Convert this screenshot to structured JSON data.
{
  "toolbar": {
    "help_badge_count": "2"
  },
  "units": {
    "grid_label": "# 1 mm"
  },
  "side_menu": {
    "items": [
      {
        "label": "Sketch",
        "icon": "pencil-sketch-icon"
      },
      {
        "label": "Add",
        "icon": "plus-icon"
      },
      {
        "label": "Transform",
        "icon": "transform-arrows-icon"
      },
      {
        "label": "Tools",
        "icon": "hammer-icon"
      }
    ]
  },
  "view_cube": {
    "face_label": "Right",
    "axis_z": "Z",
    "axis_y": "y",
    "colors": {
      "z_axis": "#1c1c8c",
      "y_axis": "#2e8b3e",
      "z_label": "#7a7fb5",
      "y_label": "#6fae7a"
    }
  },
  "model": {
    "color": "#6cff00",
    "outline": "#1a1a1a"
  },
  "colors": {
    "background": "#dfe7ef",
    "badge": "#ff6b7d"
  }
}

============

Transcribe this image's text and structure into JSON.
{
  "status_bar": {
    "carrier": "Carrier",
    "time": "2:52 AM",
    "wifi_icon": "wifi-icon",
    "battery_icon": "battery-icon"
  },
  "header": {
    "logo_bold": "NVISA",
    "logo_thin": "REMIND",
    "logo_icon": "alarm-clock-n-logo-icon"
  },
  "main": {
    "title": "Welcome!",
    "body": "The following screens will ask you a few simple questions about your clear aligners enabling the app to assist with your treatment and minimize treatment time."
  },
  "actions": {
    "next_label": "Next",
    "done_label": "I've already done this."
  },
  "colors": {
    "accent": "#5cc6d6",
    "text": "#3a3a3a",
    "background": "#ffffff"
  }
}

============

Exercise
Find the word "this" in the records and pull out each line that has it.

Answer to the task
Convert this screenshot to structured JSON data.
Transcribe this image's text and structure into JSON.
    "done_label": "I've already done this."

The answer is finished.